** start **

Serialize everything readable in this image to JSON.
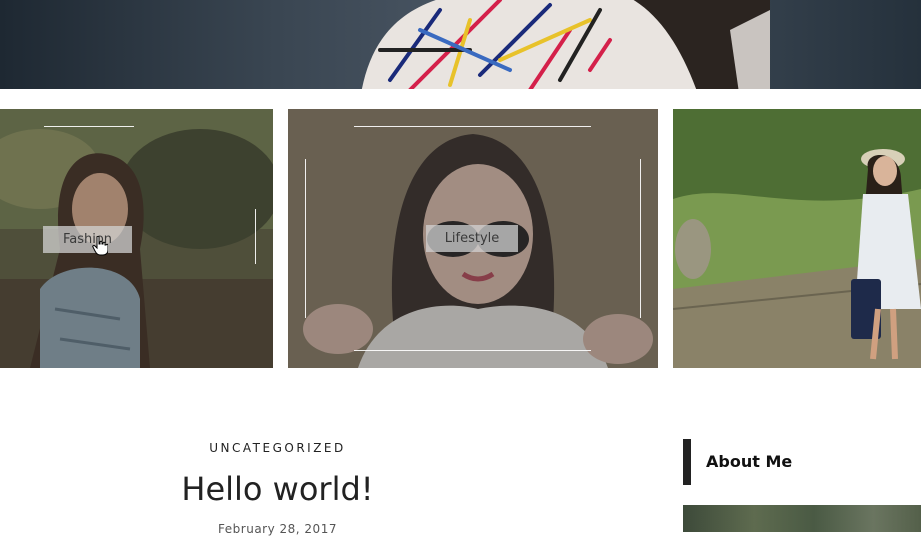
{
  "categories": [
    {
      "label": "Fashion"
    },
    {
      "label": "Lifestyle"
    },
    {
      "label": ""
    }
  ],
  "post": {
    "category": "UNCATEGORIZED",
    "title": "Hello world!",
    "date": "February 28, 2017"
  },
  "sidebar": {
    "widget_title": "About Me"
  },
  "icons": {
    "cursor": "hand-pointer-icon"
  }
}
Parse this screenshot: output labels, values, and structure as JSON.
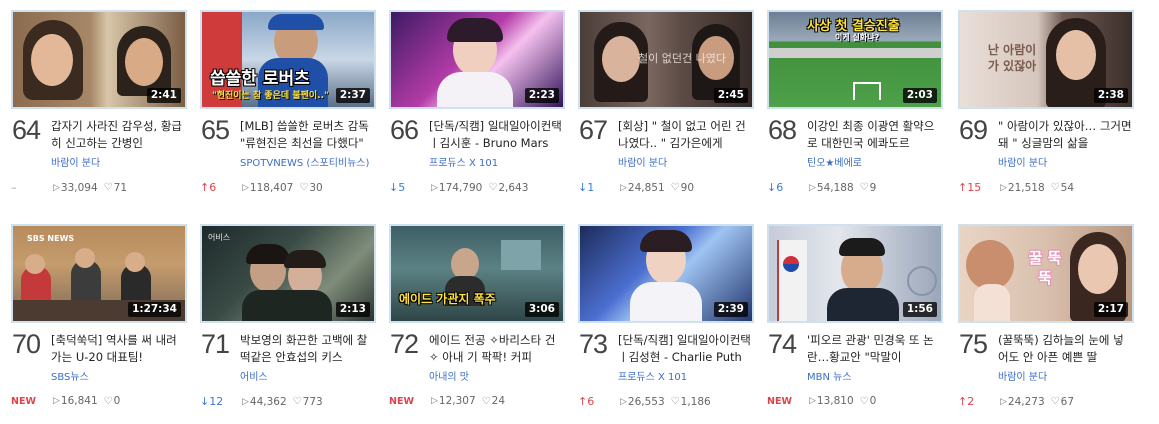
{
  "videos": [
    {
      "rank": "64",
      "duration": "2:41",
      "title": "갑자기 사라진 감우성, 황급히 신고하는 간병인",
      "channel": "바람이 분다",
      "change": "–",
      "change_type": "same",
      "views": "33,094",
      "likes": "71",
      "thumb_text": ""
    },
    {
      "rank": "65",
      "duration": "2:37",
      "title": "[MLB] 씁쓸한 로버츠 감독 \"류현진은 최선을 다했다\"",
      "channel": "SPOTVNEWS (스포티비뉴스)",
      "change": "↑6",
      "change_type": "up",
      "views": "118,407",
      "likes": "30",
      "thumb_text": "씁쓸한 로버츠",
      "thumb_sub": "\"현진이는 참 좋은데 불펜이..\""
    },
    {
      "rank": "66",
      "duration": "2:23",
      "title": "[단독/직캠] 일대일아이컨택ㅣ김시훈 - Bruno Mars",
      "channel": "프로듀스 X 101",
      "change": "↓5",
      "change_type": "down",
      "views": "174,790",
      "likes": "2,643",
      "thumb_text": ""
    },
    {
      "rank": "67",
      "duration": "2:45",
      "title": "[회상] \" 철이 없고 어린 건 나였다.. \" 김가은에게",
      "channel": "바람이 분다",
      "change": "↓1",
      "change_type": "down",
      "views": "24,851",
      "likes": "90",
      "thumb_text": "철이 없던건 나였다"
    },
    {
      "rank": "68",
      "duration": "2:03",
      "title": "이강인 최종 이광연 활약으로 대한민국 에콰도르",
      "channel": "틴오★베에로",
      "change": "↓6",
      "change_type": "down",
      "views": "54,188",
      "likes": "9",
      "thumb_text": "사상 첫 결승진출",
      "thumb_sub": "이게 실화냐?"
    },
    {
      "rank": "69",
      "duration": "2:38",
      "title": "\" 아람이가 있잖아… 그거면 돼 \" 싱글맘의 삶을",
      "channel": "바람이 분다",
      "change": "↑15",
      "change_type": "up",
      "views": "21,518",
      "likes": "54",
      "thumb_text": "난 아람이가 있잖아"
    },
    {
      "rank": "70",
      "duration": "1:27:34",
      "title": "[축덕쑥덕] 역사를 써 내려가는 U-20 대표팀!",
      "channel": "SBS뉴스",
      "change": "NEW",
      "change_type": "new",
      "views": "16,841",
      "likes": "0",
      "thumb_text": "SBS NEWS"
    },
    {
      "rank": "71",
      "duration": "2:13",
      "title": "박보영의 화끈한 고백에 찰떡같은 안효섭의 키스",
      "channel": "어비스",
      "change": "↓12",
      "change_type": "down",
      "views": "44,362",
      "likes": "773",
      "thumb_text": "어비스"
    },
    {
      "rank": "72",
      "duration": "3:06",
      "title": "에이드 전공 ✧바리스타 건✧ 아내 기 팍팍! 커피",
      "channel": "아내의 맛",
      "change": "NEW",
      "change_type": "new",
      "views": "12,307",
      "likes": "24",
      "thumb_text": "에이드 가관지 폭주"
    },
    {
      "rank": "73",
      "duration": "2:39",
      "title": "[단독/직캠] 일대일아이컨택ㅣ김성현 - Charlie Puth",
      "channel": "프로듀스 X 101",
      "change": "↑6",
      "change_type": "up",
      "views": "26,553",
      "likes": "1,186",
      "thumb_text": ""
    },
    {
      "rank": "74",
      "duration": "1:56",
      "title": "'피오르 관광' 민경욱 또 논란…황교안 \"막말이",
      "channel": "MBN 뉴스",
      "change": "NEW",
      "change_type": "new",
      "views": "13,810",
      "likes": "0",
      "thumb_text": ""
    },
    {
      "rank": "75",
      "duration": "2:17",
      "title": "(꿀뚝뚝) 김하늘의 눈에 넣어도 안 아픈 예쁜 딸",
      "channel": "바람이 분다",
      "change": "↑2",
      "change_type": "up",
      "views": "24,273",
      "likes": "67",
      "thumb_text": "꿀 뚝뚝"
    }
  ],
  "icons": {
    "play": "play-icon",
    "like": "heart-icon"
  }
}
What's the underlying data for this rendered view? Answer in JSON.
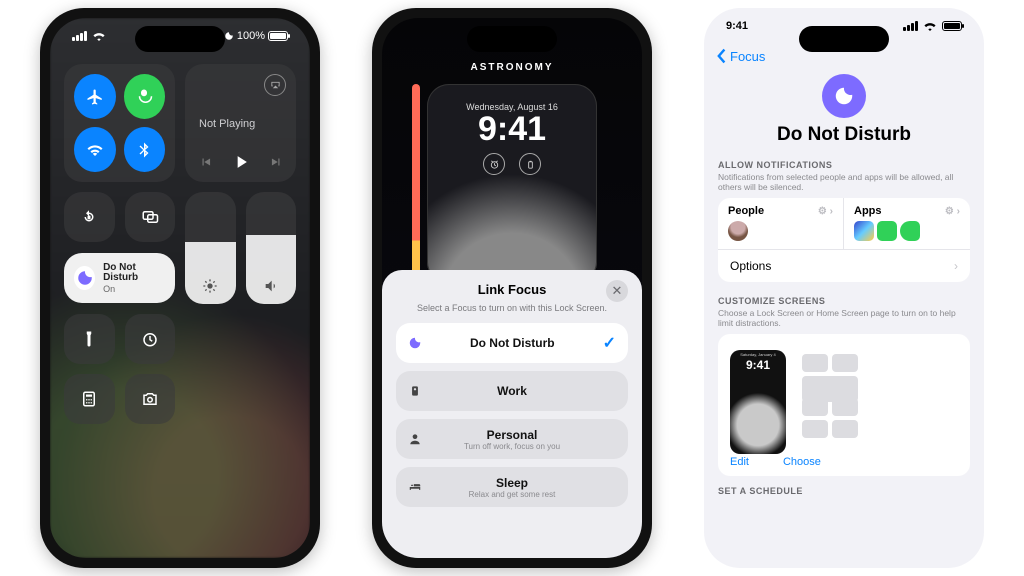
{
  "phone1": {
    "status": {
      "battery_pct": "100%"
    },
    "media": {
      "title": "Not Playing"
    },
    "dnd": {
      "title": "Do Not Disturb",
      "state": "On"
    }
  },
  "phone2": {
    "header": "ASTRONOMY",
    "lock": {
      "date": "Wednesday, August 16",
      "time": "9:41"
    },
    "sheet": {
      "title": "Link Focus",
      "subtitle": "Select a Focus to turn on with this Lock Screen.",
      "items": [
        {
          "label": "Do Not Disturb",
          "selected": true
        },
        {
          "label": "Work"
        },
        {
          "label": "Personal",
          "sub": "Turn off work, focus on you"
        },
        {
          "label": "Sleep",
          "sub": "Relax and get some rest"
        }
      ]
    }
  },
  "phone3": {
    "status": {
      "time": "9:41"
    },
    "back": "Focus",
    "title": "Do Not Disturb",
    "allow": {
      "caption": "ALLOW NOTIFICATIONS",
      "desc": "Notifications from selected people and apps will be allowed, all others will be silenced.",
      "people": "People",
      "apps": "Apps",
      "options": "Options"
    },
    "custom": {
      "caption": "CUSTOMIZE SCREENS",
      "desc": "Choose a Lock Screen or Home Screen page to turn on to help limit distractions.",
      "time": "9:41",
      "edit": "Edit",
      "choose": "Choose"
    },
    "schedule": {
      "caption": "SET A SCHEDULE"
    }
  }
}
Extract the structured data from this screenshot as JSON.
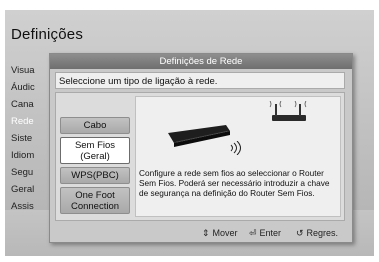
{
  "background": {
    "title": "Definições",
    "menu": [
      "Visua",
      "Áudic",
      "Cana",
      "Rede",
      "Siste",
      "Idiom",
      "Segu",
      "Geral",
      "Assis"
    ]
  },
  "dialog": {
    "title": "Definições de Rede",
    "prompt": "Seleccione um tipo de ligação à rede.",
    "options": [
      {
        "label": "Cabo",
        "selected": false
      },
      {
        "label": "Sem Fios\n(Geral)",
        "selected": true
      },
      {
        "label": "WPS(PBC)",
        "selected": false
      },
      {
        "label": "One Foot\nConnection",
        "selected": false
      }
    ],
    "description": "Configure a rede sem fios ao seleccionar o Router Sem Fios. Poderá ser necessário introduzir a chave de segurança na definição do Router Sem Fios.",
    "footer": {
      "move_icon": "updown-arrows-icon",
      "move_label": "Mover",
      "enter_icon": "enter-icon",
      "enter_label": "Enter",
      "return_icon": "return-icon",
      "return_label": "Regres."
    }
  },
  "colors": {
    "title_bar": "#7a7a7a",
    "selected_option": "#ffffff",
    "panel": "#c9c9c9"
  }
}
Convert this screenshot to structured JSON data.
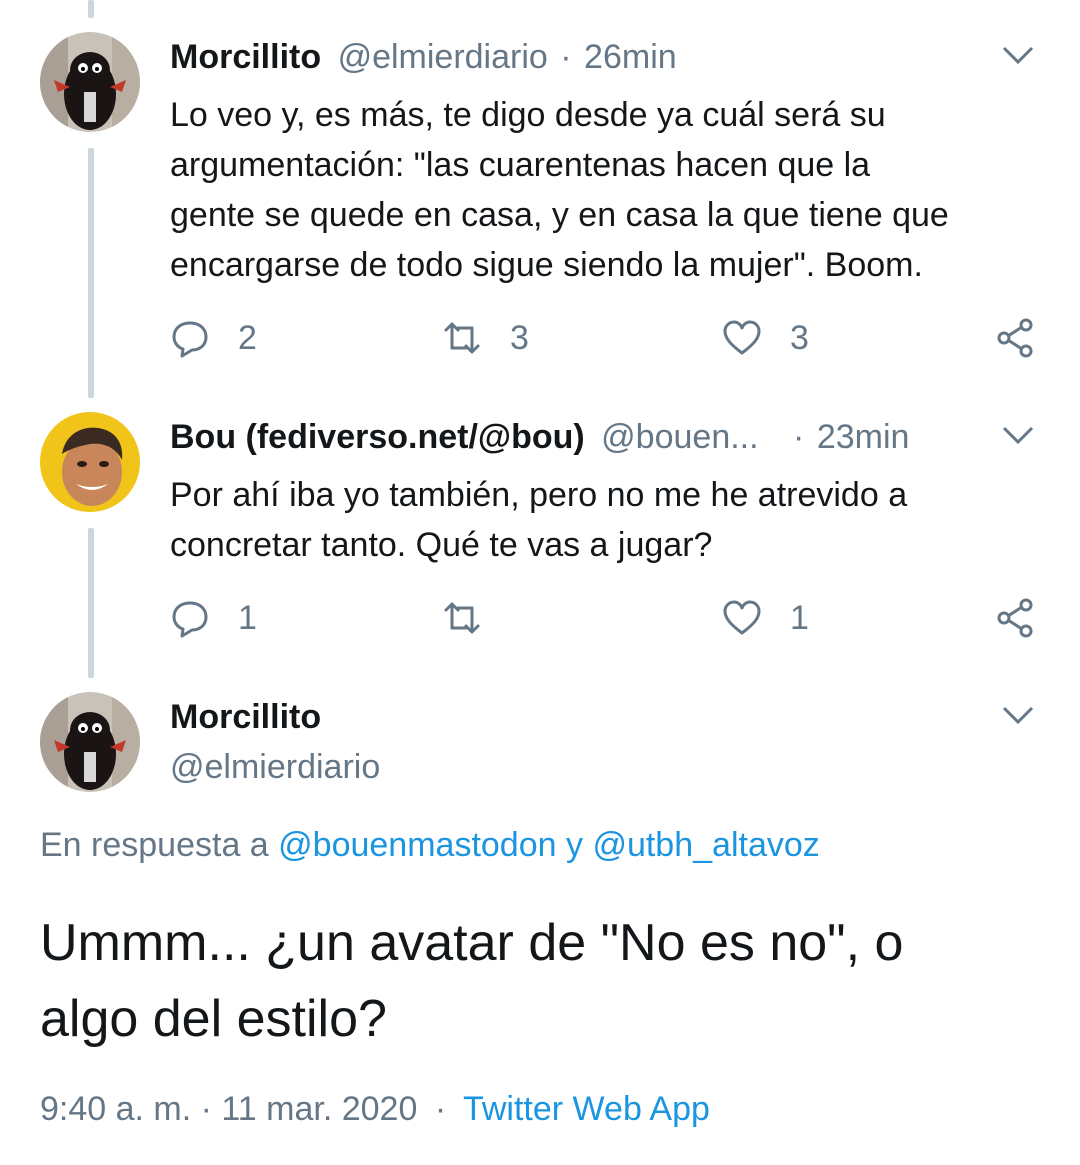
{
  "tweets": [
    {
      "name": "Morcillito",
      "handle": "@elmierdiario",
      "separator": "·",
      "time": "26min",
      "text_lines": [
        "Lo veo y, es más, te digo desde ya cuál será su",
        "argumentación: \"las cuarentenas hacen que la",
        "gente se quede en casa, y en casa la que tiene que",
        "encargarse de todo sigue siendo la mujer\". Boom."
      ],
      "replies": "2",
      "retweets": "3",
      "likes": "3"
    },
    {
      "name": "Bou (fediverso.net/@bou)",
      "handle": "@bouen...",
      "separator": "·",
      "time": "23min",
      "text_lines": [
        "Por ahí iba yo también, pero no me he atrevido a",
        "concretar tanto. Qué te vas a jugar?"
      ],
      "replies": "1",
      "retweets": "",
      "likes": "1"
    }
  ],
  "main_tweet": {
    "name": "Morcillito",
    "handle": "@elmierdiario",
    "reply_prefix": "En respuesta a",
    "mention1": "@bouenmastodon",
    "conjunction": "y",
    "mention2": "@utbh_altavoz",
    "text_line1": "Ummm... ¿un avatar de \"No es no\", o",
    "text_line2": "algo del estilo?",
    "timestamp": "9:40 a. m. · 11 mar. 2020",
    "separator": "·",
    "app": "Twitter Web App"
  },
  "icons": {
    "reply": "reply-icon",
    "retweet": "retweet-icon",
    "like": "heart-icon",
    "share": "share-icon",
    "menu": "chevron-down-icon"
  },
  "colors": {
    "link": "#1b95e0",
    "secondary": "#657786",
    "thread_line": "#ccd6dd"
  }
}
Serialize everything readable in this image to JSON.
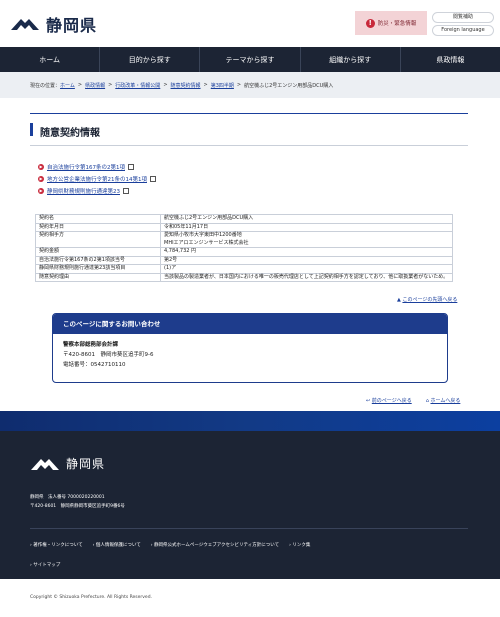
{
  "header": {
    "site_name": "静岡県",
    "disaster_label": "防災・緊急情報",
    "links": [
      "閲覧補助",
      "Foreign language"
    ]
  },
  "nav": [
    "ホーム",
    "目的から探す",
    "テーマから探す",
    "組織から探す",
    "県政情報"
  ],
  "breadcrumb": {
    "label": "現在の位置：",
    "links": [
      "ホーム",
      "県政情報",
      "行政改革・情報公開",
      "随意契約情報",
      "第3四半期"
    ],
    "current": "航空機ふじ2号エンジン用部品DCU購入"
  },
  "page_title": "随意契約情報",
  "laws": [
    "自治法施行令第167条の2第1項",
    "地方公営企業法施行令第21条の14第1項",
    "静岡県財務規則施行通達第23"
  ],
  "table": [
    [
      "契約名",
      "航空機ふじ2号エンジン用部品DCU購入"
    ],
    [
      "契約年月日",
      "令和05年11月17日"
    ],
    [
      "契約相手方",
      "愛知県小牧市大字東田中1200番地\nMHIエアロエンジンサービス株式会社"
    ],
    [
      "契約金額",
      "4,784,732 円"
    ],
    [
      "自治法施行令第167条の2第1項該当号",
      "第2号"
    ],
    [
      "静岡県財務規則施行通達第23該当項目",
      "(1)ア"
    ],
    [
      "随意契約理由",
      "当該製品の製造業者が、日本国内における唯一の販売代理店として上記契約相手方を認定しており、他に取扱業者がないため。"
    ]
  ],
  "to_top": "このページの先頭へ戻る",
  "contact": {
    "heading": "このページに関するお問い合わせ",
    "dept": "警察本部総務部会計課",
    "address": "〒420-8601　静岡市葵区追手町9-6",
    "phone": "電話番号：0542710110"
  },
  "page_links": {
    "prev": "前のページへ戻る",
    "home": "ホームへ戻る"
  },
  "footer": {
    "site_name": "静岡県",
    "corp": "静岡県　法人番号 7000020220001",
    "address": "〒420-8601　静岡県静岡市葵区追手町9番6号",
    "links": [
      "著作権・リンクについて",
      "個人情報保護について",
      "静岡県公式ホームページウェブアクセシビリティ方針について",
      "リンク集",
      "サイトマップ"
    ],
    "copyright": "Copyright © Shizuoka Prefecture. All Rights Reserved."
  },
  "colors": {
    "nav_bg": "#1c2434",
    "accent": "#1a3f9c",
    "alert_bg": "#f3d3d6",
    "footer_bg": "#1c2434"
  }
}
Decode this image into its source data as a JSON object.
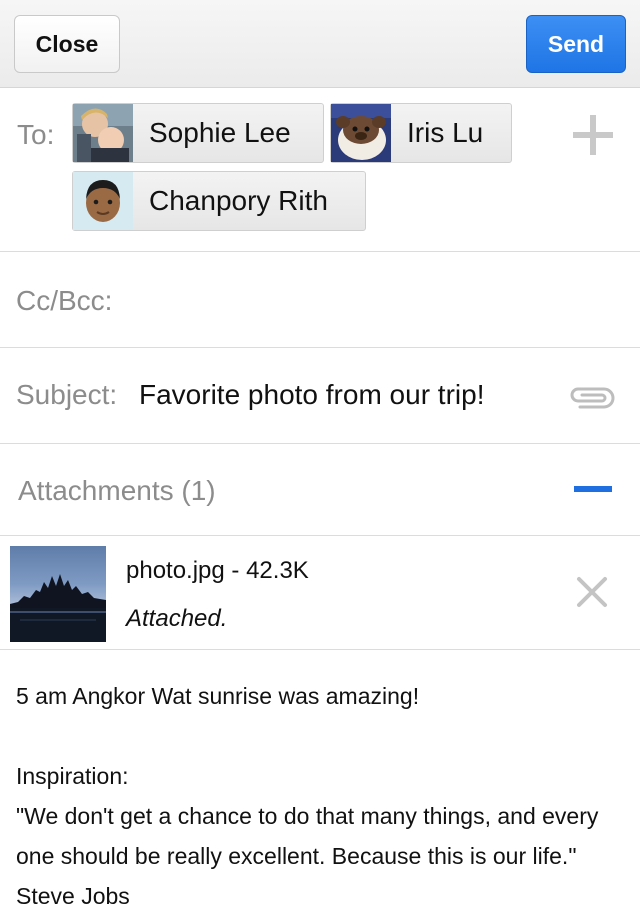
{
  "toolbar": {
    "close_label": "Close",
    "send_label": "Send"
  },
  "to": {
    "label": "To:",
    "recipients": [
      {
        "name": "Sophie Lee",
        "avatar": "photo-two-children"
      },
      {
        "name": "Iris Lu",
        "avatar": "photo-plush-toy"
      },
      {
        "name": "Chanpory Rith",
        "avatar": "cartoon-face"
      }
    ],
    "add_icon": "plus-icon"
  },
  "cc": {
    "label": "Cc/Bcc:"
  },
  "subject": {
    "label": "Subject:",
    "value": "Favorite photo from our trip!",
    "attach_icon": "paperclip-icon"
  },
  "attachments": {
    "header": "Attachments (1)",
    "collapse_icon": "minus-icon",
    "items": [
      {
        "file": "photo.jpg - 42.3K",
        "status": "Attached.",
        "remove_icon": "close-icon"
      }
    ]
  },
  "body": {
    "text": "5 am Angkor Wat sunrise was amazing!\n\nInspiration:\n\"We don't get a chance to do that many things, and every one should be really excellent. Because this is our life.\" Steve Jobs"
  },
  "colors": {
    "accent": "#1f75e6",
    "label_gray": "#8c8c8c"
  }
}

** end **

What to work on
Find each line holding the word "Fios" and copy it.

Written solution
        "label": "Sem Fios\n(Geral)",
    "description": "Configure a rede sem fios ao seleccionar o Router Sem Fios. Poderá ser necessário introduzir a chave de segurança na definição do Router Sem Fios.",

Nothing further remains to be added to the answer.